-- TO DO --
Keep only the lines where "image" appears.
--- TASK DATA ---
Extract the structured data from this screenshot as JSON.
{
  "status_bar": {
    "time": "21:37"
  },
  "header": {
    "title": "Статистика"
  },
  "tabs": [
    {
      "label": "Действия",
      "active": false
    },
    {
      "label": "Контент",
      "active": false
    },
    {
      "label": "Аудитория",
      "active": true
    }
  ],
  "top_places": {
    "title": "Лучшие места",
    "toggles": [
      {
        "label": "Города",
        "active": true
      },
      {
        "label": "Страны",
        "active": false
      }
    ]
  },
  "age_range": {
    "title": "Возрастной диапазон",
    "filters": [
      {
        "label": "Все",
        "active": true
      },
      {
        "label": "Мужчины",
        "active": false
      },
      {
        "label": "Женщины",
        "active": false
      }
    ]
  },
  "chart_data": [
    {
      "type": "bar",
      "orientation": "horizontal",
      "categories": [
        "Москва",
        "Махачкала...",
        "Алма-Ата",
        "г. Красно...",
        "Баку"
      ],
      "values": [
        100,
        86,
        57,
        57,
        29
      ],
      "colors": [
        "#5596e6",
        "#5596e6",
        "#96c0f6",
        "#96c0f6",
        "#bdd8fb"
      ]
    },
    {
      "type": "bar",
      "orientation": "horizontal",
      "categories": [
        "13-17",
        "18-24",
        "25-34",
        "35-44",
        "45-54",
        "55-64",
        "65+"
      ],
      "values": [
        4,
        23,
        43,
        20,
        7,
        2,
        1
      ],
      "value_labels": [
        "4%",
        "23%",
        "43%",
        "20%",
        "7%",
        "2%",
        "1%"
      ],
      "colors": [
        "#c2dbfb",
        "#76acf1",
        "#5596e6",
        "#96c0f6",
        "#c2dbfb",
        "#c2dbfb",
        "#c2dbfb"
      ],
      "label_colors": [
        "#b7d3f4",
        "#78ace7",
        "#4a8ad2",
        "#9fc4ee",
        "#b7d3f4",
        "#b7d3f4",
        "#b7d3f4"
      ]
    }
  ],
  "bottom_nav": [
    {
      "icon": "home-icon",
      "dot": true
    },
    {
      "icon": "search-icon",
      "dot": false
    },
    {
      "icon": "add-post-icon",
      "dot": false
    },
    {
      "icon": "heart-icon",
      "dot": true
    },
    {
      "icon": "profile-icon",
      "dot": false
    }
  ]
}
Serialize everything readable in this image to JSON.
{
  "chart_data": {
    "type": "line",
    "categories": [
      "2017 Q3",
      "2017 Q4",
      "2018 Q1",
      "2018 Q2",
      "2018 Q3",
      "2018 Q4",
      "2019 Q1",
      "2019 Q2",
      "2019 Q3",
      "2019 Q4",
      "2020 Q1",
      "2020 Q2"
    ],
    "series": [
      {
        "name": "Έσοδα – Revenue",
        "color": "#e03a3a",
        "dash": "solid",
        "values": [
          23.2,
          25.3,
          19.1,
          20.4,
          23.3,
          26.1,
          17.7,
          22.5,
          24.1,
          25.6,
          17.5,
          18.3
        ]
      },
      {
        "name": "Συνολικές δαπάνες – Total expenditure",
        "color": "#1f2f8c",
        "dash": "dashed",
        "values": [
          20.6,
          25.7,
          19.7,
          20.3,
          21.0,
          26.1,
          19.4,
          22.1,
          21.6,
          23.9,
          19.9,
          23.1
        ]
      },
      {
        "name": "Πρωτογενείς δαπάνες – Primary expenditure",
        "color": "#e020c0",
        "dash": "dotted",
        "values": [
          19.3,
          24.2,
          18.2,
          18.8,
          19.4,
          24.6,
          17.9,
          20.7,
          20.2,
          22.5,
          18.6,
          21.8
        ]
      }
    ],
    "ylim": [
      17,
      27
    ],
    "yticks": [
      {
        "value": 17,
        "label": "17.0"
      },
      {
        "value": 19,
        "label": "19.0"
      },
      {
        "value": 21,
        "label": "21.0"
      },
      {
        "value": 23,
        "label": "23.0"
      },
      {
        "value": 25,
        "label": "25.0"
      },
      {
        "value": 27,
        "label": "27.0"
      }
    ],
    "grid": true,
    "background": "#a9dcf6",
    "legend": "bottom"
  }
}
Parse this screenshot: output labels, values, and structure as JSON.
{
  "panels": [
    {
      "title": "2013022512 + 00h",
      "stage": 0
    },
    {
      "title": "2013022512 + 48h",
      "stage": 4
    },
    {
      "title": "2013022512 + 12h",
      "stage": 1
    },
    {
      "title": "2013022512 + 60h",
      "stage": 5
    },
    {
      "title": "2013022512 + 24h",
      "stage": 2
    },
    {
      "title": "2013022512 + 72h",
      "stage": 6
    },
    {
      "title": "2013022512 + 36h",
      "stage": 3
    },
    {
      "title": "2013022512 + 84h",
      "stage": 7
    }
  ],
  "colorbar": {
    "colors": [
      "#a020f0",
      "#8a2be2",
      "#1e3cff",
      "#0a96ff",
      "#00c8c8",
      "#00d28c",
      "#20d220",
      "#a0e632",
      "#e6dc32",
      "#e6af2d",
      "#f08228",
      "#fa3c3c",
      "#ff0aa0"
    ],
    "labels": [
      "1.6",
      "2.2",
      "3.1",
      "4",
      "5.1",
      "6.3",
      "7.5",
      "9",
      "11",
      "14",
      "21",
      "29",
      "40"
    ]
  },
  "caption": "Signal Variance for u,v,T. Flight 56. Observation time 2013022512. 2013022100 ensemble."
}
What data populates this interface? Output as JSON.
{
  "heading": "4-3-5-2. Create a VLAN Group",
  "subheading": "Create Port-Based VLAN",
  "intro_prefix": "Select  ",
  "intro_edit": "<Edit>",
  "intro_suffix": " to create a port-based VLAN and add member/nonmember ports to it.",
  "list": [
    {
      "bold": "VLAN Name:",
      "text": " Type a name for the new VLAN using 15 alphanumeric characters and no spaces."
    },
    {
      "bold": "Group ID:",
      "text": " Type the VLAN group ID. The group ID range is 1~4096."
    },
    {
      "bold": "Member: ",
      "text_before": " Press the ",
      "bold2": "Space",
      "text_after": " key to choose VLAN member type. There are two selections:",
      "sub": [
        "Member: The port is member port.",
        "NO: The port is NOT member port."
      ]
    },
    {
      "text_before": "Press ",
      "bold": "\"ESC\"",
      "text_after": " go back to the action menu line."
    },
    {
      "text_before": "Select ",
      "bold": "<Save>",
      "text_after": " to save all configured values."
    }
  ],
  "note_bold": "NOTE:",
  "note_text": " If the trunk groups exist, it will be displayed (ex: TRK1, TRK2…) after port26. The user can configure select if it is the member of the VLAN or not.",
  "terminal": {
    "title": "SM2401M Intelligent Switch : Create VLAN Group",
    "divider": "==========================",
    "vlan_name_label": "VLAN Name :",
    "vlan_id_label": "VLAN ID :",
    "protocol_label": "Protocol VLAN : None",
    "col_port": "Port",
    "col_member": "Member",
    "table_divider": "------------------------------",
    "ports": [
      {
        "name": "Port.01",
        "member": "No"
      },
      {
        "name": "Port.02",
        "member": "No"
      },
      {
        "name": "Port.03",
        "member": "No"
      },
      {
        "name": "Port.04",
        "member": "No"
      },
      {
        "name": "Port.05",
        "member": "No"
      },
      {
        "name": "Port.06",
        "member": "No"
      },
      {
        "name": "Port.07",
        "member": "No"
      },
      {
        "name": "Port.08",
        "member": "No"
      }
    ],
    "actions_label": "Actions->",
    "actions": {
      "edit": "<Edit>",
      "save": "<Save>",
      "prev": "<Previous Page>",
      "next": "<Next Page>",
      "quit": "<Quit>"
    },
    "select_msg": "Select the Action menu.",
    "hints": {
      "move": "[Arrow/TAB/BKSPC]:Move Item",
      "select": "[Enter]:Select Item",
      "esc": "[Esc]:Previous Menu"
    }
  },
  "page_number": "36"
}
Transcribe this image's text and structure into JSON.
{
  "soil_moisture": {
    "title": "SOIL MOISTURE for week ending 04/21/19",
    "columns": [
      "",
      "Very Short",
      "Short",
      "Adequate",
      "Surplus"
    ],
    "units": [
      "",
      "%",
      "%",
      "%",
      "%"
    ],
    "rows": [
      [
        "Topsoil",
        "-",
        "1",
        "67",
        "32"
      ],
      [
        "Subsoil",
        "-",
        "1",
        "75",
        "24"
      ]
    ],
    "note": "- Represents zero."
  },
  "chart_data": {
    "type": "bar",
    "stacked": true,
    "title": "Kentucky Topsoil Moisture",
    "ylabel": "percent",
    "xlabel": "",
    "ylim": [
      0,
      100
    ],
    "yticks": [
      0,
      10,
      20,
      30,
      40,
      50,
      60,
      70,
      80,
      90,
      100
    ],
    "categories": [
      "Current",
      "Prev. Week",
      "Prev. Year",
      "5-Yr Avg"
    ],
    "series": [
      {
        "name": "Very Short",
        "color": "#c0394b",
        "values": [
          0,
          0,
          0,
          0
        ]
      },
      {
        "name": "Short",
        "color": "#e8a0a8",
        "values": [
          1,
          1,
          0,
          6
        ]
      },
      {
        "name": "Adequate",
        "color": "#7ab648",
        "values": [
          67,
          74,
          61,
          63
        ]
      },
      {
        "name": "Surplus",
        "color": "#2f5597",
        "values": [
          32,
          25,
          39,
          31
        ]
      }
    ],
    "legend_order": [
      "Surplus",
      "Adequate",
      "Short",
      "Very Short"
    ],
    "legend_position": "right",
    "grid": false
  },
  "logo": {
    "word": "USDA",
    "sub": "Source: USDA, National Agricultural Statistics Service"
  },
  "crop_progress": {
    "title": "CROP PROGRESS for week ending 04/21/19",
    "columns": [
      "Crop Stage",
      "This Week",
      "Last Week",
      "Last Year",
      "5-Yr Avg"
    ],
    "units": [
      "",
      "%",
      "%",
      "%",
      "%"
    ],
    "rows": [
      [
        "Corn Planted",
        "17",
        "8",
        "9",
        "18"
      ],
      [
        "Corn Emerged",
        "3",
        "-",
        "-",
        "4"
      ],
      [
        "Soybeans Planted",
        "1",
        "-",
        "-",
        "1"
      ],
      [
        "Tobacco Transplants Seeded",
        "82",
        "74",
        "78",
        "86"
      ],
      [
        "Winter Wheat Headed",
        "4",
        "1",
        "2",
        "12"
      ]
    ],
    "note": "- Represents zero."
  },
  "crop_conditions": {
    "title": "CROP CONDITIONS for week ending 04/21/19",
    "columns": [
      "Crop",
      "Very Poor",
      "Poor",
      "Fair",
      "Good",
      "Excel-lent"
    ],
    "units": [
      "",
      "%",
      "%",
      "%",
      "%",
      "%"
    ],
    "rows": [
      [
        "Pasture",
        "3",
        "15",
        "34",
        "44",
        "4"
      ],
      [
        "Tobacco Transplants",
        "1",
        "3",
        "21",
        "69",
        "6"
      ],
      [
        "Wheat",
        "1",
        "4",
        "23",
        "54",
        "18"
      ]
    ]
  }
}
---
-- EXERCISE SOLUTION --
Serialize everything readable in this image to JSON.
Transcribe this image's text and structure into JSON.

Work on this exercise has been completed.